_QUOTED PASSAGE_:
Water: The Essential Riding Companion
Did you know that your body is mostly water? The average human body contains around 10 to 12 gallons of it. With high temperatures across the nation, we thought it would be a good idea to revisit the importance of keeping hydrated.
Water performs several critical functions in your body such as:
- Transporting nutrients and waste
- Maintaining normal blood pressure
- Protecting and cushioning joints and organs
- Regulating body temperature
- Lowering the risk of dehydration and heat stroke
When it’s hot your body automatically begins secreting water from its stored supply, in the form of sweat. Your body is cooled as the sweat evaporates into the air from the skin. This evaporative cooling process works most efficiently if a rider is wearing tight-fitting synthetic clothing under his or her ventilated protective gear. Synthetic material keeps moisture close to the skin, while allowing air to circulate through it, which helps maximize the cooling effect of the water lost through perspiration. A sweaty cotton t-shirt, on the other hand, is a much less efficient (and less comfortable) material for evaporative cooling.
It’s vitally important to make sure that the water used for evaporative cooling is replaced in your body. But about how much is that? Let’s start with a baseline of water required for everyday activities. First, the food you consume contains a certain amount of water, (depending on what it is) and experts estimate that it fulfills approximately 20-percent of your daily requirements. That leaves another two liters of water needed for normal activities. Out on the road, on 90-plus degree days, riders are well advised to consume as much additional water as possible, probably an extra one or two liters.
Here are some of the symptoms of insufficient hydration:
- Dark urine
- Dry mouth
- Loss of energy
- Muscle weakness
Consumption of certain types of liquids, like alcoholic and caffeinated drinks, can accelerate dehydration because they usually have a diuretic effect on the body.
Here’s a simple four-step strategy for maintaining proper hydration:
- Drink water early and often: before, during, and after the ride.
- Wear evaporative devices such as water absorbent neckties and/or vests.
- Replace electrolytes lost through perspiration by eating fruit or consuming decaffeinated sports drinks.
- Wear clothing that covers as much skin as possible, and put sunscreen on any areas left exposed.
Staying well hydrated on hot days will help keep you healthy out on the road and improve your enjoyment of the ride.

_THE PROBLEM_: Print the part of the riding hydration article starting at "Here’s a simple" and ending at "areas left exposed.", unchanged.

_Collected data_:
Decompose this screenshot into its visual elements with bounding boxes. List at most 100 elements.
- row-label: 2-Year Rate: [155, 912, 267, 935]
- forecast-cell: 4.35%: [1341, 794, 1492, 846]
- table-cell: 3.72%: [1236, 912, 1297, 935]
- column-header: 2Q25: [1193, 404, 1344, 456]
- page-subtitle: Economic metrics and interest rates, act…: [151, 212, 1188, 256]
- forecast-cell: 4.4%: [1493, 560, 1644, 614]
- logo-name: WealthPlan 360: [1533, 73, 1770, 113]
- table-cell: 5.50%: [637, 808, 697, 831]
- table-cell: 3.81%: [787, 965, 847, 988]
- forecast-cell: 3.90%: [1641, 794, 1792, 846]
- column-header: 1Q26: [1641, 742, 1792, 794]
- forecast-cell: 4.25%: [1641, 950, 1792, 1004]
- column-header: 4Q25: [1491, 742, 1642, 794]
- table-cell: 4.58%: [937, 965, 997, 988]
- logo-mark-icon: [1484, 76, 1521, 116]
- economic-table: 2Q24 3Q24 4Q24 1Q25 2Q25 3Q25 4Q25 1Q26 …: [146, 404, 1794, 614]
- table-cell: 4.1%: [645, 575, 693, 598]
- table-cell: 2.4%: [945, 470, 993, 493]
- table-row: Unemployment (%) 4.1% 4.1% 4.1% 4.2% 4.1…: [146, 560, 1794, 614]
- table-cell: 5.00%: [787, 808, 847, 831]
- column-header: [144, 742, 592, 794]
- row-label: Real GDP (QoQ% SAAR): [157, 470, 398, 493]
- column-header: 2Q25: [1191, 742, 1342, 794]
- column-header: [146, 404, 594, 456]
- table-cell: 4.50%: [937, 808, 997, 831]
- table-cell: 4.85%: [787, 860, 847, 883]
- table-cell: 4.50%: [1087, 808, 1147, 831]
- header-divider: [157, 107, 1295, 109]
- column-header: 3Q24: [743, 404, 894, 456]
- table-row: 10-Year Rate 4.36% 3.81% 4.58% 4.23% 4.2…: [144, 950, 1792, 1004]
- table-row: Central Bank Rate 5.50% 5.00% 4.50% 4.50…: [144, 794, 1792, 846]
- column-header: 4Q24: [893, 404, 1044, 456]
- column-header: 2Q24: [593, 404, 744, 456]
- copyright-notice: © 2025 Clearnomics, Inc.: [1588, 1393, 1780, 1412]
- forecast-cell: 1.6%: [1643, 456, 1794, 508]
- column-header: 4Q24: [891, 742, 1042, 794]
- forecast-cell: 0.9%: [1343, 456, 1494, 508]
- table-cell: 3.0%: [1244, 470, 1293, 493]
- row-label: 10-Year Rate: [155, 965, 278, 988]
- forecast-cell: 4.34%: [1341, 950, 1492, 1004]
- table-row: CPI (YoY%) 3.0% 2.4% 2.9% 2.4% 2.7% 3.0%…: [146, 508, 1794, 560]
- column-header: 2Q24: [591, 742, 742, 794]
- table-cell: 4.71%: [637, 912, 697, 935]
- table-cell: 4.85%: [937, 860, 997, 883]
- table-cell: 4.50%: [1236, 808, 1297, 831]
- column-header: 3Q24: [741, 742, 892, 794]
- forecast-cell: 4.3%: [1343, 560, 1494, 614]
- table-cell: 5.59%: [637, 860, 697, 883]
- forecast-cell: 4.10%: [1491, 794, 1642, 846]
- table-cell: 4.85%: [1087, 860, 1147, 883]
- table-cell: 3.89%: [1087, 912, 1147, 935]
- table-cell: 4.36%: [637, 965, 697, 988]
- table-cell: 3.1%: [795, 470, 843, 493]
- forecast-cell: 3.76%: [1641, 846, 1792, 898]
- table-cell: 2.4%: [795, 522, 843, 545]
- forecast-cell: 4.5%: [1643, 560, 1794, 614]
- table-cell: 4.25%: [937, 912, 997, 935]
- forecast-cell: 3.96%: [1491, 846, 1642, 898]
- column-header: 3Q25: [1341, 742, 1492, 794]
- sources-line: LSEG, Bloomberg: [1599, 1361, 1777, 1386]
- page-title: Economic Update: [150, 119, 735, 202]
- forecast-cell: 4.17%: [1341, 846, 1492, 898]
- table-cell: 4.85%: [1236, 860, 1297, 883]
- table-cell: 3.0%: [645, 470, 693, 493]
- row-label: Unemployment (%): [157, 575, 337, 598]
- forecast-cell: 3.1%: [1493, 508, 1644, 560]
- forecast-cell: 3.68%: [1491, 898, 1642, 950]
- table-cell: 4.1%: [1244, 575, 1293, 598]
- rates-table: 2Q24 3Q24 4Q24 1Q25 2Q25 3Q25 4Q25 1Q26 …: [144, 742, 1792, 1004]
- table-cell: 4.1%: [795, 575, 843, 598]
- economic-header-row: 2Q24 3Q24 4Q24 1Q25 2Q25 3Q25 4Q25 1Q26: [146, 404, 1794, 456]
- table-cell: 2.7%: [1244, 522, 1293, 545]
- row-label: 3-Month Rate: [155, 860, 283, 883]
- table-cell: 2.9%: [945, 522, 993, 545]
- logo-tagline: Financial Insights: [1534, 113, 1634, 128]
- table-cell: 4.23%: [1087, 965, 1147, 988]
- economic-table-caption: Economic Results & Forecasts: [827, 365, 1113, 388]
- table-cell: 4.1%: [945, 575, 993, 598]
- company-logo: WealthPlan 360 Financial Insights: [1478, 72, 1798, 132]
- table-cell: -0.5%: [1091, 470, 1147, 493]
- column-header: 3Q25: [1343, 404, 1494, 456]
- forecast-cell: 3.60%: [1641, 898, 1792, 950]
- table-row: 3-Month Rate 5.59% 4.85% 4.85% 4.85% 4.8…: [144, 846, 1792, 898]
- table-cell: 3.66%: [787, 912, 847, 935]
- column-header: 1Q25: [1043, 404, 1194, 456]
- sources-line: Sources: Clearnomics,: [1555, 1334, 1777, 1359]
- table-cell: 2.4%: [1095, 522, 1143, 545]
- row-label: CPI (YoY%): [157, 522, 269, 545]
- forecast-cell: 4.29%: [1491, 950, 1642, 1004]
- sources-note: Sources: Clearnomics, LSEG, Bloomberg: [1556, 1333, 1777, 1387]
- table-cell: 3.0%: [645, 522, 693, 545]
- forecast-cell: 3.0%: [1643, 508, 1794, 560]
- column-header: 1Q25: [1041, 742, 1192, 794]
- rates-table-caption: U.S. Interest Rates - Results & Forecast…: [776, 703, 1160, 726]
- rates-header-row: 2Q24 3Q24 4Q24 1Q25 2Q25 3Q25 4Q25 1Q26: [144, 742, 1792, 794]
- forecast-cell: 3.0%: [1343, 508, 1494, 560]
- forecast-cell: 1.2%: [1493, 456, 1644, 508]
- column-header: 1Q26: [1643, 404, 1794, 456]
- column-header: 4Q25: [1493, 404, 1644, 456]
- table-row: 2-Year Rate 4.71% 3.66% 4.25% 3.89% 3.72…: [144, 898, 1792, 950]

_ANSWER SPACE_:
Here’s a simple four-step strategy for maintaining proper hydration:
- Drink water early and often: before, during, and after the ride.
- Wear evaporative devices such as water absorbent neckties and/or vests.
- Replace electrolytes lost through perspiration by eating fruit or consuming decaffeinated sports drinks.
- Wear clothing that covers as much skin as possible, and put sunscreen on any areas left exposed.